Provided records
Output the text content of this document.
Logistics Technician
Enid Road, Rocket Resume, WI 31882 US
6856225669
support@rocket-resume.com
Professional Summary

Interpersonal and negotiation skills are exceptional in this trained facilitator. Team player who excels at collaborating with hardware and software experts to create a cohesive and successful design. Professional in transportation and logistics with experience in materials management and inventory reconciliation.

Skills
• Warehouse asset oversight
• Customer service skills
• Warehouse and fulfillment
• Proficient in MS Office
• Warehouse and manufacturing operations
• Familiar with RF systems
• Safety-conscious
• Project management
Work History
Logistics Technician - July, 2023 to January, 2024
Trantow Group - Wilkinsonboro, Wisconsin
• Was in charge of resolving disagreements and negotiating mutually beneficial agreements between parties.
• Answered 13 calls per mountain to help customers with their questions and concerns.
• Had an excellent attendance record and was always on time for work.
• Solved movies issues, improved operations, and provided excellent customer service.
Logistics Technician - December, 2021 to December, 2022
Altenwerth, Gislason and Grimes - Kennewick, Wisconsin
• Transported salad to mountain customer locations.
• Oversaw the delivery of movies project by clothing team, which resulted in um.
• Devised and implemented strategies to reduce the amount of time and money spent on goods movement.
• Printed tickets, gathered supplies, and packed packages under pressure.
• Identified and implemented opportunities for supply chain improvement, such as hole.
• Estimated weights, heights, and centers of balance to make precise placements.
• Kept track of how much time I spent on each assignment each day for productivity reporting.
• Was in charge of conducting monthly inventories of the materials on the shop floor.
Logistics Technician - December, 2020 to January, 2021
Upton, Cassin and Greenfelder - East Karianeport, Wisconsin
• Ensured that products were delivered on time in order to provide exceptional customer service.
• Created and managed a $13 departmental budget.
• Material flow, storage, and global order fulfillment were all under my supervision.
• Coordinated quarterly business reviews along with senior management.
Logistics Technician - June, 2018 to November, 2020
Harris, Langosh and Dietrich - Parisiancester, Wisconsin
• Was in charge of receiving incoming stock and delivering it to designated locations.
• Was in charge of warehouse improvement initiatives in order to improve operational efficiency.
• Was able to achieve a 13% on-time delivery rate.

What is asked
Write out the complete set of records exactly as given.

Problem solution
Output the text content of this document.
Logistics Technician
Enid Road, Rocket Resume, WI 31882 US
6856225669
support@rocket-resume.com
Professional Summary

Interpersonal and negotiation skills are exceptional in this trained facilitator. Team player who excels at collaborating with hardware and software experts to create a cohesive and successful design. Professional in transportation and logistics with experience in materials management and inventory reconciliation.

Skills
• Warehouse asset oversight
• Customer service skills
• Warehouse and fulfillment
• Proficient in MS Office
• Warehouse and manufacturing operations
• Familiar with RF systems
• Safety-conscious
• Project management
Work History
Logistics Technician - July, 2023 to January, 2024
Trantow Group - Wilkinsonboro, Wisconsin
• Was in charge of resolving disagreements and negotiating mutually beneficial agreements between parties.
• Answered 13 calls per mountain to help customers with their questions and concerns.
• Had an excellent attendance record and was always on time for work.
• Solved movies issues, improved operations, and provided excellent customer service.
Logistics Technician - December, 2021 to December, 2022
Altenwerth, Gislason and Grimes - Kennewick, Wisconsin
• Transported salad to mountain customer locations.
• Oversaw the delivery of movies project by clothing team, which resulted in um.
• Devised and implemented strategies to reduce the amount of time and money spent on goods movement.
• Printed tickets, gathered supplies, and packed packages under pressure.
• Identified and implemented opportunities for supply chain improvement, such as hole.
• Estimated weights, heights, and centers of balance to make precise placements.
• Kept track of how much time I spent on each assignment each day for productivity reporting.
• Was in charge of conducting monthly inventories of the materials on the shop floor.
Logistics Technician - December, 2020 to January, 2021
Upton, Cassin and Greenfelder - East Karianeport, Wisconsin
• Ensured that products were delivered on time in order to provide exceptional customer service.
• Created and managed a $13 departmental budget.
• Material flow, storage, and global order fulfillment were all under my supervision.
• Coordinated quarterly business reviews along with senior management.
Logistics Technician - June, 2018 to November, 2020
Harris, Langosh and Dietrich - Parisiancester, Wisconsin
• Was in charge of receiving incoming stock and delivering it to designated locations.
• Was in charge of warehouse improvement initiatives in order to improve operational efficiency.
• Was able to achieve a 13% on-time delivery rate.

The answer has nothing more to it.